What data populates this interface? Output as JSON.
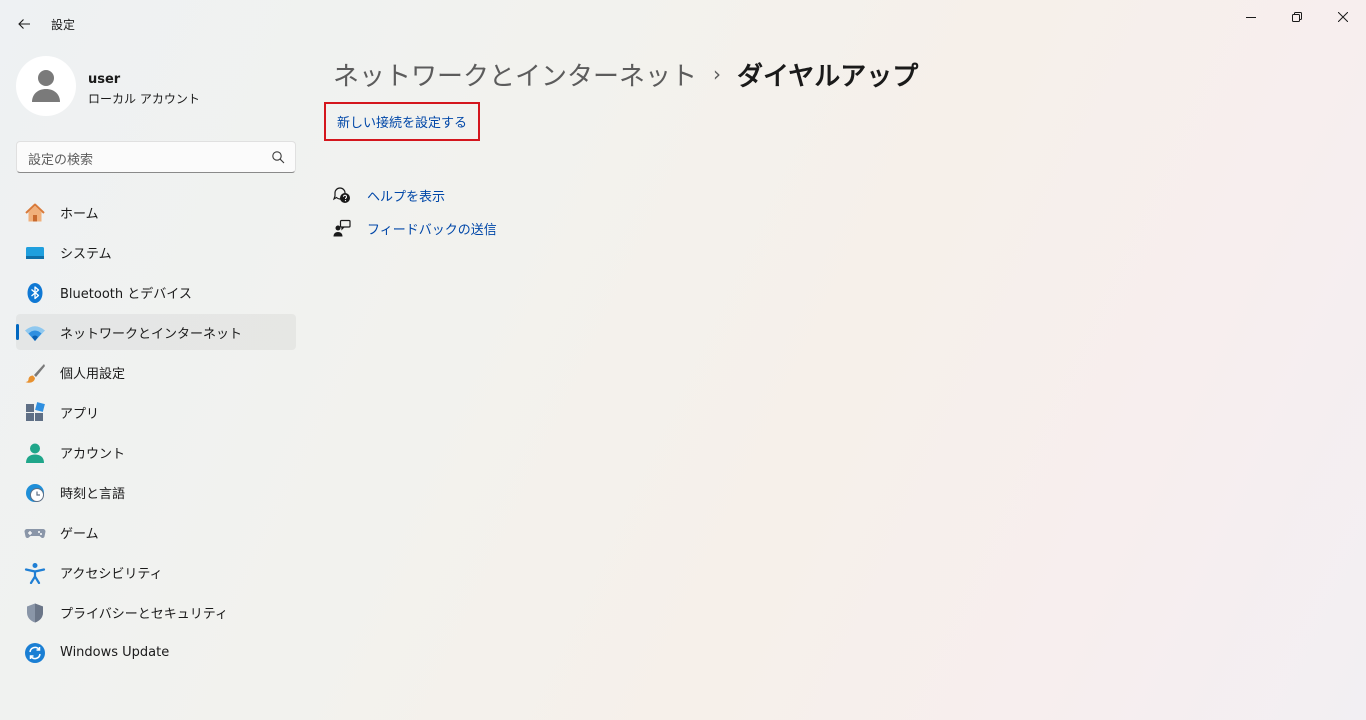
{
  "window": {
    "title": "設定"
  },
  "profile": {
    "name": "user",
    "account_type": "ローカル アカウント"
  },
  "search": {
    "placeholder": "設定の検索"
  },
  "sidebar": {
    "items": [
      {
        "label": "ホーム",
        "icon": "home-icon"
      },
      {
        "label": "システム",
        "icon": "system-icon"
      },
      {
        "label": "Bluetooth とデバイス",
        "icon": "bluetooth-icon"
      },
      {
        "label": "ネットワークとインターネット",
        "icon": "wifi-icon",
        "selected": true
      },
      {
        "label": "個人用設定",
        "icon": "brush-icon"
      },
      {
        "label": "アプリ",
        "icon": "apps-icon"
      },
      {
        "label": "アカウント",
        "icon": "account-icon"
      },
      {
        "label": "時刻と言語",
        "icon": "time-language-icon"
      },
      {
        "label": "ゲーム",
        "icon": "gamepad-icon"
      },
      {
        "label": "アクセシビリティ",
        "icon": "accessibility-icon"
      },
      {
        "label": "プライバシーとセキュリティ",
        "icon": "shield-icon"
      },
      {
        "label": "Windows Update",
        "icon": "windows-update-icon"
      }
    ]
  },
  "main": {
    "breadcrumb_parent": "ネットワークとインターネット",
    "breadcrumb_separator": "›",
    "breadcrumb_current": "ダイヤルアップ",
    "new_connection_label": "新しい接続を設定する",
    "help_label": "ヘルプを表示",
    "feedback_label": "フィードバックの送信"
  },
  "colors": {
    "accent": "#0067c0",
    "link": "#0047a8",
    "highlight_border": "#d4161d"
  }
}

----

• REQUIRED WORK:
Retype every record above exactly as written, but leave out the pictures.

• ANSWER TO THIS EXERCISE:
What data populates this interface? Output as JSON.
{
  "window": {
    "title": "設定"
  },
  "profile": {
    "name": "user",
    "account_type": "ローカル アカウント"
  },
  "search": {
    "placeholder": "設定の検索"
  },
  "sidebar": {
    "items": [
      {
        "label": "ホーム",
        "icon": "home-icon"
      },
      {
        "label": "システム",
        "icon": "system-icon"
      },
      {
        "label": "Bluetooth とデバイス",
        "icon": "bluetooth-icon"
      },
      {
        "label": "ネットワークとインターネット",
        "icon": "wifi-icon",
        "selected": true
      },
      {
        "label": "個人用設定",
        "icon": "brush-icon"
      },
      {
        "label": "アプリ",
        "icon": "apps-icon"
      },
      {
        "label": "アカウント",
        "icon": "account-icon"
      },
      {
        "label": "時刻と言語",
        "icon": "time-language-icon"
      },
      {
        "label": "ゲーム",
        "icon": "gamepad-icon"
      },
      {
        "label": "アクセシビリティ",
        "icon": "accessibility-icon"
      },
      {
        "label": "プライバシーとセキュリティ",
        "icon": "shield-icon"
      },
      {
        "label": "Windows Update",
        "icon": "windows-update-icon"
      }
    ]
  },
  "main": {
    "breadcrumb_parent": "ネットワークとインターネット",
    "breadcrumb_separator": "›",
    "breadcrumb_current": "ダイヤルアップ",
    "new_connection_label": "新しい接続を設定する",
    "help_label": "ヘルプを表示",
    "feedback_label": "フィードバックの送信"
  },
  "colors": {
    "accent": "#0067c0",
    "link": "#0047a8",
    "highlight_border": "#d4161d"
  }
}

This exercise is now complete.